▸ **CHALLENGE**: Output the full listing below exactly as it reads, and skip anything that is a picture.

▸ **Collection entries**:
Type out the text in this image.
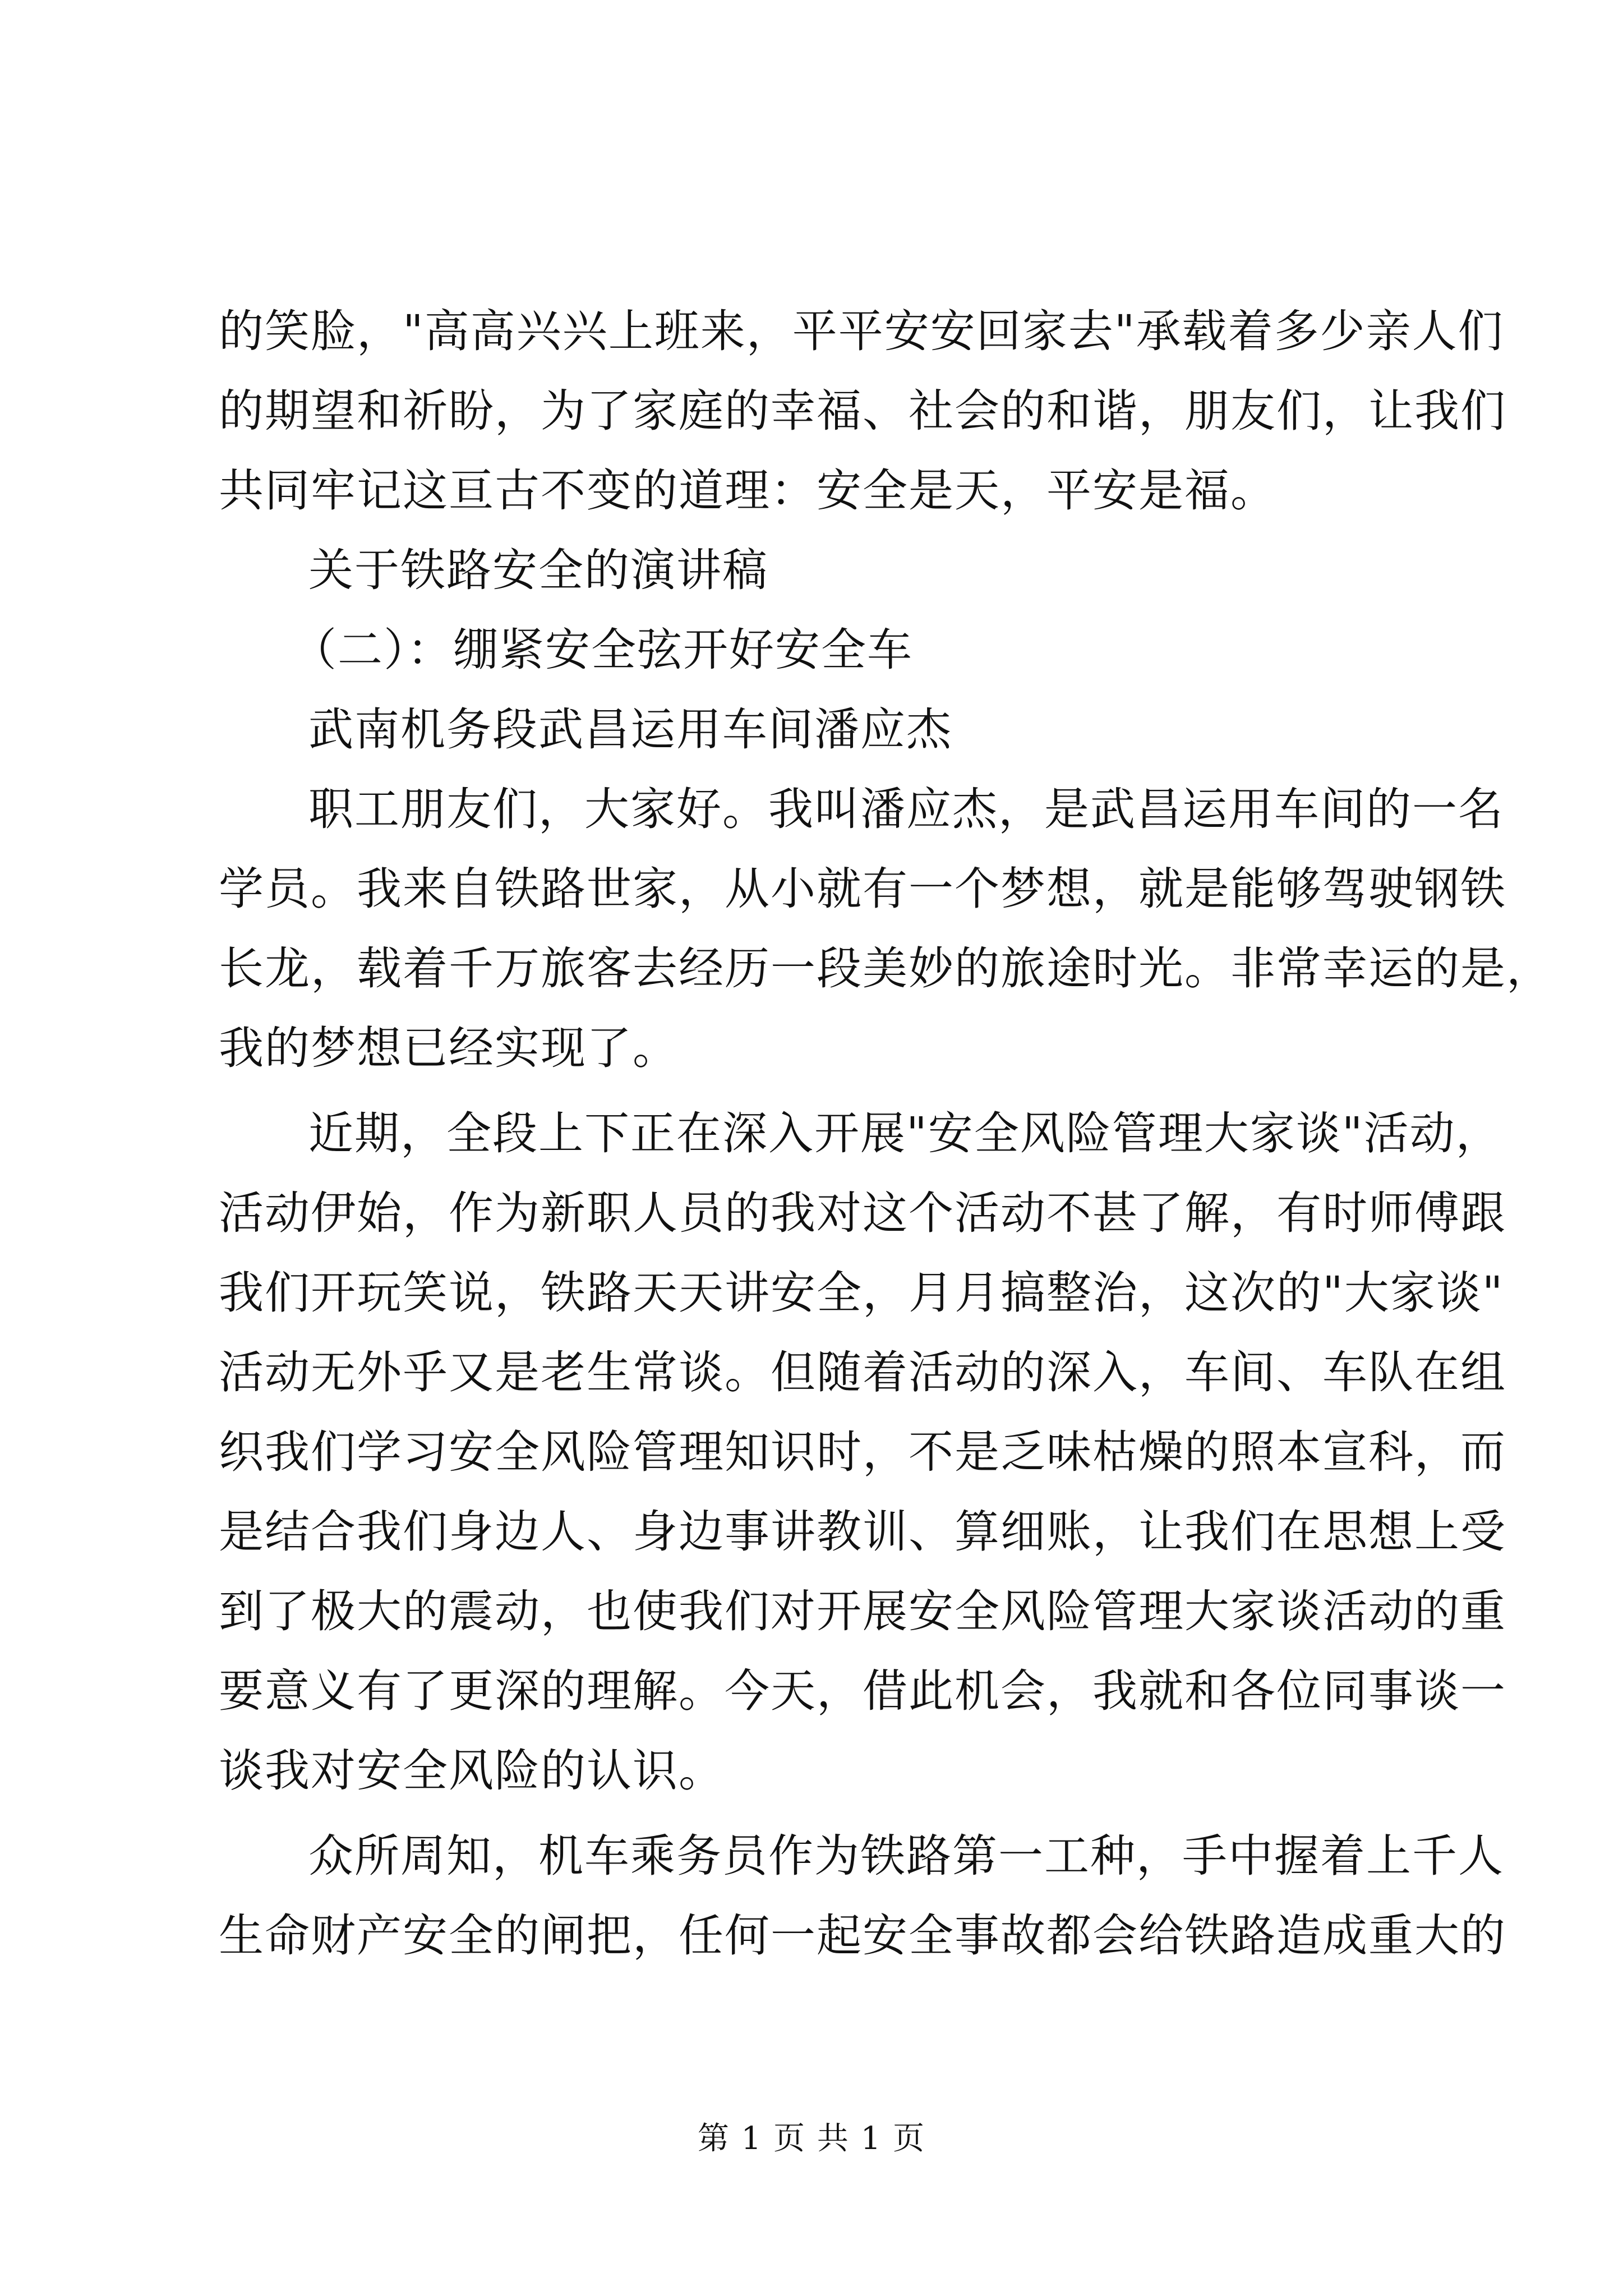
的笑脸，"高高兴兴上班来，平平安安回家去"承载着多少亲人们
的期望和祈盼，为了家庭的幸福、社会的和谐，朋友们，让我们
共同牢记这亘古不变的道理：安全是天，平安是福。
关于铁路安全的演讲稿
（二）：绷紧安全弦开好安全车
武南机务段武昌运用车间潘应杰
职工朋友们，大家好。我叫潘应杰，是武昌运用车间的一名
学员。我来自铁路世家，从小就有一个梦想，就是能够驾驶钢铁
长龙，载着千万旅客去经历一段美妙的旅途时光。非常幸运的是，
我的梦想已经实现了。
近期，全段上下正在深入开展"安全风险管理大家谈"活动，
活动伊始，作为新职人员的我对这个活动不甚了解，有时师傅跟
我们开玩笑说，铁路天天讲安全，月月搞整治，这次的"大家谈"
活动无外乎又是老生常谈。但随着活动的深入，车间、车队在组
织我们学习安全风险管理知识时，不是乏味枯燥的照本宣科，而
是结合我们身边人、身边事讲教训、算细账，让我们在思想上受
到了极大的震动，也使我们对开展安全风险管理大家谈活动的重
要意义有了更深的理解。今天，借此机会，我就和各位同事谈一
谈我对安全风险的认识。
众所周知，机车乘务员作为铁路第一工种，手中握着上千人
生命财产安全的闸把，任何一起安全事故都会给铁路造成重大的
第 1 页 共 1 页
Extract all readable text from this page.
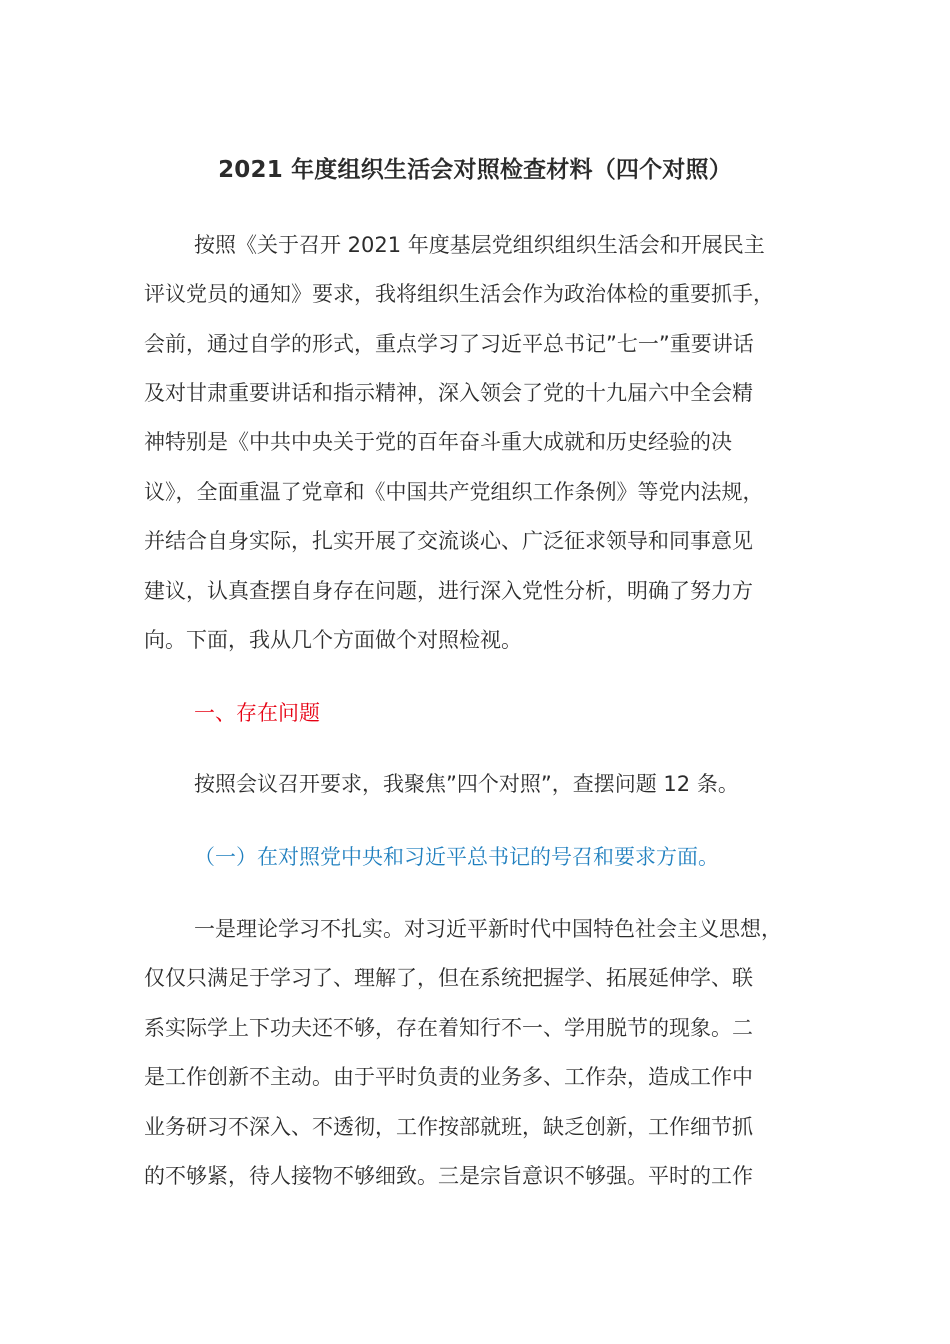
2021 年度组织生活会对照检查材料（四个对照）
按照《关于召开 2021 年度基层党组织组织生活会和开展民主
评议党员的通知》要求，我将组织生活会作为政治体检的重要抓手，
会前，通过自学的形式，重点学习了习近平总书记”七一”重要讲话
及对甘肃重要讲话和指示精神，深入领会了党的十九届六中全会精
神特别是《中共中央关于党的百年奋斗重大成就和历史经验的决
议》，全面重温了党章和《中国共产党组织工作条例》等党内法规，
并结合自身实际，扎实开展了交流谈心、广泛征求领导和同事意见
建议，认真查摆自身存在问题，进行深入党性分析，明确了努力方
向。下面，我从几个方面做个对照检视。
一、存在问题
按照会议召开要求，我聚焦”四个对照”，查摆问题 12 条。
（一）在对照党中央和习近平总书记的号召和要求方面。
一是理论学习不扎实。对习近平新时代中国特色社会主义思想，
仅仅只满足于学习了、理解了，但在系统把握学、拓展延伸学、联
系实际学上下功夫还不够，存在着知行不一、学用脱节的现象。二
是工作创新不主动。由于平时负责的业务多、工作杂，造成工作中
业务研习不深入、不透彻，工作按部就班，缺乏创新，工作细节抓
的不够紧，待人接物不够细致。三是宗旨意识不够强。平时的工作
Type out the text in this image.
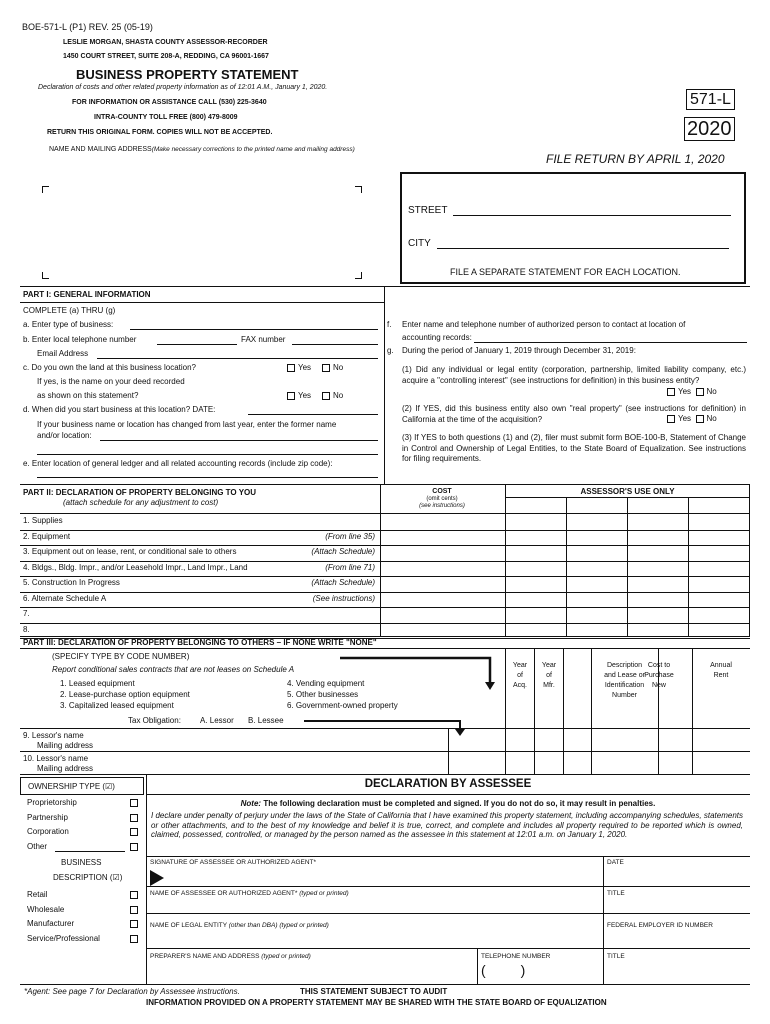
BOE-571-L (P1) REV. 25 (05-19)
LESLIE MORGAN, SHASTA COUNTY ASSESSOR-RECORDER
1450 COURT STREET, SUITE 208-A, REDDING, CA 96001-1667
BUSINESS PROPERTY STATEMENT
Declaration of costs and other related property information as of 12:01 A.M., January 1, 2020.
FOR INFORMATION OR ASSISTANCE CALL (530) 225-3640
INTRA-COUNTY TOLL FREE (800) 479-8009
RETURN THIS ORIGINAL FORM. COPIES WILL NOT BE ACCEPTED.
NAME AND MAILING ADDRESS(Make necessary corrections to the printed name and mailing address)
571-L
2020
FILE RETURN BY APRIL 1, 2020
STREET
CITY
FILE A SEPARATE STATEMENT FOR EACH LOCATION.
PART I: GENERAL INFORMATION
COMPLETE (a) THRU (g)
a. Enter type of business:
b. Enter local telephone number	FAX number
Email Address
c. Do you own the land at this business location?	Yes	No
If yes, is the name on your deed recorded
as shown on this statement?	Yes	No
d. When did you start business at this location? DATE:
If your business name or location has changed from last year, enter the former name
and/or location:
e. Enter location of general ledger and all related accounting records (include zip code):
f. Enter name and telephone number of authorized person to contact at location of
accounting records:
g. During the period of January 1, 2019 through December 31, 2019:
(1) Did any individual or legal entity (corporation, partnership, limited liability company, etc.) acquire a "controlling interest" (see instructions for definition) in this business entity?
Yes No
(2) If YES, did this business entity also own "real property" (see instructions for definition) in California at the time of the acquisition?	Yes No
(3) If YES to both questions (1) and (2), filer must submit form BOE-100-B, Statement of Change in Control and Ownership of Legal Entities, to the State Board of Equalization. See instructions for filing requirements.
PART II: DECLARATION OF PROPERTY BELONGING TO YOU
(attach schedule for any adjustment to cost)
COST
(omit cents)
(see instructions)
ASSESSOR'S USE ONLY
1. Supplies
2. Equipment	(From line 35)
3. Equipment out on lease, rent, or conditional sale to others	(Attach Schedule)
4. Bldgs., Bldg. Impr., and/or Leasehold Impr., Land Impr., Land	(From line 71)
5. Construction In Progress	(Attach Schedule)
6. Alternate Schedule A	(See instructions)
7.
8.
PART III: DECLARATION OF PROPERTY BELONGING TO OTHERS – IF NONE WRITE "NONE"
(SPECIFY TYPE BY CODE NUMBER)
Report conditional sales contracts that are not leases on Schedule A
1. Leased equipment
2. Lease-purchase option equipment
3. Capitalized leased equipment
4. Vending equipment
5. Other businesses
6. Government-owned property
Tax Obligation: A. Lessor B. Lessee
Year
of
Acq.
Year
of
Mfr.
Description
and Lease or
Identification
Number
Cost to
Purchase
New
Annual
Rent
9. Lessor's name
Mailing address
10. Lessor's name
Mailing address
OWNERSHIP TYPE (☑)
Proprietorship
Partnership
Corporation
Other
BUSINESS
DESCRIPTION (☑)
Retail
Wholesale
Manufacturer
Service/Professional
DECLARATION BY ASSESSEE
Note: The following declaration must be completed and signed. If you do not do so, it may result in penalties.
I declare under penalty of perjury under the laws of the State of California that I have examined this property statement, including accompanying schedules, statements or other attachments, and to the best of my knowledge and belief it is true, correct, and complete and includes all property required to be reported which is owned, claimed, possessed, controlled, or managed by the person named as the assessee in this statement at 12:01 a.m. on January 1, 2020.
SIGNATURE OF ASSESSEE OR AUTHORIZED AGENT*	DATE
NAME OF ASSESSEE OR AUTHORIZED AGENT* (typed or printed)	TITLE
NAME OF LEGAL ENTITY (other than DBA) (typed or printed)	FEDERAL EMPLOYER ID NUMBER
PREPARER'S NAME AND ADDRESS (typed or printed)	TELEPHONE NUMBER
(         )
TITLE
*Agent: See page 7 for Declaration by Assessee instructions.	THIS STATEMENT SUBJECT TO AUDIT
INFORMATION PROVIDED ON A PROPERTY STATEMENT MAY BE SHARED WITH THE STATE BOARD OF EQUALIZATION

▸ **WRITTEN ANSWER**:
Type out the text in this image.
的笑脸，"高高兴兴上班来，平平安安回家去"承载着多少亲人们
的期望和祈盼，为了家庭的幸福、社会的和谐，朋友们，让我们
共同牢记这亘古不变的道理：安全是天，平安是福。
关于铁路安全的演讲稿
（二）：绷紧安全弦开好安全车
武南机务段武昌运用车间潘应杰
职工朋友们，大家好。我叫潘应杰，是武昌运用车间的一名
学员。我来自铁路世家，从小就有一个梦想，就是能够驾驶钢铁
长龙，载着千万旅客去经历一段美妙的旅途时光。非常幸运的是，
我的梦想已经实现了。
近期，全段上下正在深入开展"安全风险管理大家谈"活动，
活动伊始，作为新职人员的我对这个活动不甚了解，有时师傅跟
我们开玩笑说，铁路天天讲安全，月月搞整治，这次的"大家谈"
活动无外乎又是老生常谈。但随着活动的深入，车间、车队在组
织我们学习安全风险管理知识时，不是乏味枯燥的照本宣科，而
是结合我们身边人、身边事讲教训、算细账，让我们在思想上受
到了极大的震动，也使我们对开展安全风险管理大家谈活动的重
要意义有了更深的理解。今天，借此机会，我就和各位同事谈一
谈我对安全风险的认识。
众所周知，机车乘务员作为铁路第一工种，手中握着上千人
生命财产安全的闸把，任何一起安全事故都会给铁路造成重大的
第 1 页 共 1 页
Extract all readable text from this page.
2021 年度组织生活会对照检查材料（四个对照）
按照《关于召开 2021 年度基层党组织组织生活会和开展民主
评议党员的通知》要求，我将组织生活会作为政治体检的重要抓手，
会前，通过自学的形式，重点学习了习近平总书记”七一”重要讲话
及对甘肃重要讲话和指示精神，深入领会了党的十九届六中全会精
神特别是《中共中央关于党的百年奋斗重大成就和历史经验的决
议》，全面重温了党章和《中国共产党组织工作条例》等党内法规，
并结合自身实际，扎实开展了交流谈心、广泛征求领导和同事意见
建议，认真查摆自身存在问题，进行深入党性分析，明确了努力方
向。下面，我从几个方面做个对照检视。
一、存在问题
按照会议召开要求，我聚焦”四个对照”，查摆问题 12 条。
（一）在对照党中央和习近平总书记的号召和要求方面。
一是理论学习不扎实。对习近平新时代中国特色社会主义思想，
仅仅只满足于学习了、理解了，但在系统把握学、拓展延伸学、联
系实际学上下功夫还不够，存在着知行不一、学用脱节的现象。二
是工作创新不主动。由于平时负责的业务多、工作杂，造成工作中
业务研习不深入、不透彻，工作按部就班，缺乏创新，工作细节抓
的不够紧，待人接物不够细致。三是宗旨意识不够强。平时的工作
Type out the text in this image.
BOE-571-L (P1) REV. 25 (05-19)
LESLIE MORGAN, SHASTA COUNTY ASSESSOR-RECORDER
1450 COURT STREET, SUITE 208-A, REDDING, CA 96001-1667
BUSINESS PROPERTY STATEMENT
Declaration of costs and other related property information as of 12:01 A.M., January 1, 2020.
FOR INFORMATION OR ASSISTANCE CALL (530) 225-3640
INTRA-COUNTY TOLL FREE (800) 479-8009
RETURN THIS ORIGINAL FORM. COPIES WILL NOT BE ACCEPTED.
NAME AND MAILING ADDRESS(Make necessary corrections to the printed name and mailing address)
571-L
2020
FILE RETURN BY APRIL 1, 2020
STREET
CITY
FILE A SEPARATE STATEMENT FOR EACH LOCATION.
PART I: GENERAL INFORMATION
COMPLETE (a) THRU (g)
a. Enter type of business:
b. Enter local telephone number	FAX number
Email Address
c. Do you own the land at this business location?	Yes	No
If yes, is the name on your deed recorded
as shown on this statement?	Yes	No
d. When did you start business at this location? DATE:
If your business name or location has changed from last year, enter the former name
and/or location:
e. Enter location of general ledger and all related accounting records (include zip code):
f. Enter name and telephone number of authorized person to contact at location of
accounting records:
g. During the period of January 1, 2019 through December 31, 2019:
(1) Did any individual or legal entity (corporation, partnership, limited liability company, etc.) acquire a "controlling interest" (see instructions for definition) in this business entity?
Yes No
(2) If YES, did this business entity also own "real property" (see instructions for definition) in California at the time of the acquisition?	Yes No
(3) If YES to both questions (1) and (2), filer must submit form BOE-100-B, Statement of Change in Control and Ownership of Legal Entities, to the State Board of Equalization. See instructions for filing requirements.
PART II: DECLARATION OF PROPERTY BELONGING TO YOU
(attach schedule for any adjustment to cost)
COST
(omit cents)
(see instructions)
ASSESSOR'S USE ONLY
1. Supplies
2. Equipment	(From line 35)
3. Equipment out on lease, rent, or conditional sale to others	(Attach Schedule)
4. Bldgs., Bldg. Impr., and/or Leasehold Impr., Land Impr., Land	(From line 71)
5. Construction In Progress	(Attach Schedule)
6. Alternate Schedule A	(See instructions)
7.
8.
PART III: DECLARATION OF PROPERTY BELONGING TO OTHERS – IF NONE WRITE "NONE"
(SPECIFY TYPE BY CODE NUMBER)
Report conditional sales contracts that are not leases on Schedule A
1. Leased equipment
2. Lease-purchase option equipment
3. Capitalized leased equipment
4. Vending equipment
5. Other businesses
6. Government-owned property
Tax Obligation: A. Lessor B. Lessee
Year
of
Acq.
Year
of
Mfr.
Description
and Lease or
Identification
Number
Cost to
Purchase
New
Annual
Rent
9. Lessor's name
Mailing address
10. Lessor's name
Mailing address
OWNERSHIP TYPE (☑)
Proprietorship
Partnership
Corporation
Other
BUSINESS
DESCRIPTION (☑)
Retail
Wholesale
Manufacturer
Service/Professional
DECLARATION BY ASSESSEE
Note: The following declaration must be completed and signed. If you do not do so, it may result in penalties.
I declare under penalty of perjury under the laws of the State of California that I have examined this property statement, including accompanying schedules, statements or other attachments, and to the best of my knowledge and belief it is true, correct, and complete and includes all property required to be reported which is owned, claimed, possessed, controlled, or managed by the person named as the assessee in this statement at 12:01 a.m. on January 1, 2020.
SIGNATURE OF ASSESSEE OR AUTHORIZED AGENT*	DATE
NAME OF ASSESSEE OR AUTHORIZED AGENT* (typed or printed)	TITLE
NAME OF LEGAL ENTITY (other than DBA) (typed or printed)	FEDERAL EMPLOYER ID NUMBER
PREPARER'S NAME AND ADDRESS (typed or printed)	TELEPHONE NUMBER
(         )
TITLE
*Agent: See page 7 for Declaration by Assessee instructions.	THIS STATEMENT SUBJECT TO AUDIT
INFORMATION PROVIDED ON A PROPERTY STATEMENT MAY BE SHARED WITH THE STATE BOARD OF EQUALIZATION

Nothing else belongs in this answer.